RECORDS FOR PROCESSING
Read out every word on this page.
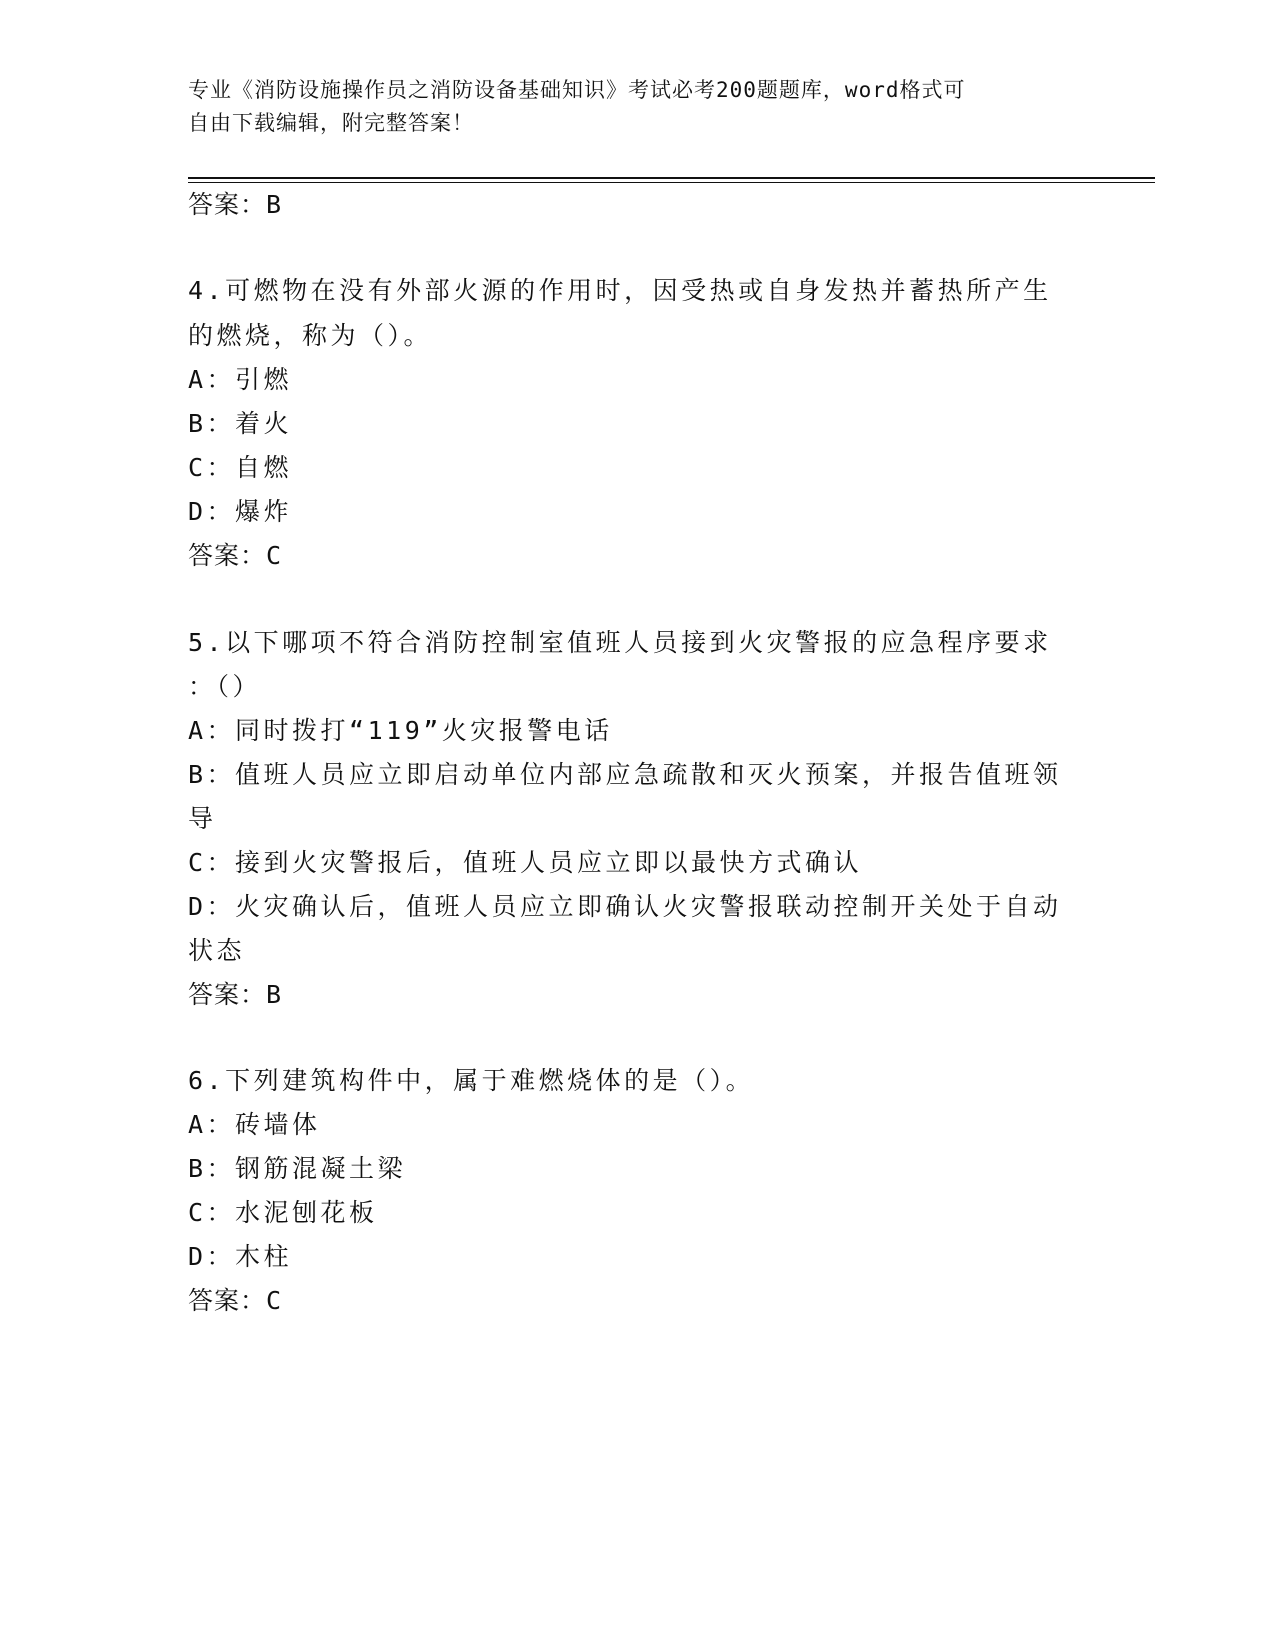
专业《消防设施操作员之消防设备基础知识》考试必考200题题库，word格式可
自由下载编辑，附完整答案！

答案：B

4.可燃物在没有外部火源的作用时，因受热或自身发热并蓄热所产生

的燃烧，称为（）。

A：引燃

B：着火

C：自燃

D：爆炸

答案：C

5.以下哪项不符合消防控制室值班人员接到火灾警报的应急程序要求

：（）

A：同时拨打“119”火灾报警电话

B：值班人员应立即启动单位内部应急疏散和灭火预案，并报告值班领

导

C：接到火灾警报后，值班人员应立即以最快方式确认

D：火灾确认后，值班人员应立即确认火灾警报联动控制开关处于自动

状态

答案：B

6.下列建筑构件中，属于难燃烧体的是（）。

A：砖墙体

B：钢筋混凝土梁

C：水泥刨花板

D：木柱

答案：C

WHAT YOU ARE ASKED TO DO
Exactly reproduce the entries above, minus the pictures.

IN RESPONSE
Read out every word on this page.
专业《消防设施操作员之消防设备基础知识》考试必考200题题库，word格式可
自由下载编辑，附完整答案！

答案：B

4.可燃物在没有外部火源的作用时，因受热或自身发热并蓄热所产生

的燃烧，称为（）。

A：引燃

B：着火

C：自燃

D：爆炸

答案：C

5.以下哪项不符合消防控制室值班人员接到火灾警报的应急程序要求

：（）

A：同时拨打“119”火灾报警电话

B：值班人员应立即启动单位内部应急疏散和灭火预案，并报告值班领

导

C：接到火灾警报后，值班人员应立即以最快方式确认

D：火灾确认后，值班人员应立即确认火灾警报联动控制开关处于自动

状态

答案：B

6.下列建筑构件中，属于难燃烧体的是（）。

A：砖墙体

B：钢筋混凝土梁

C：水泥刨花板

D：木柱

答案：C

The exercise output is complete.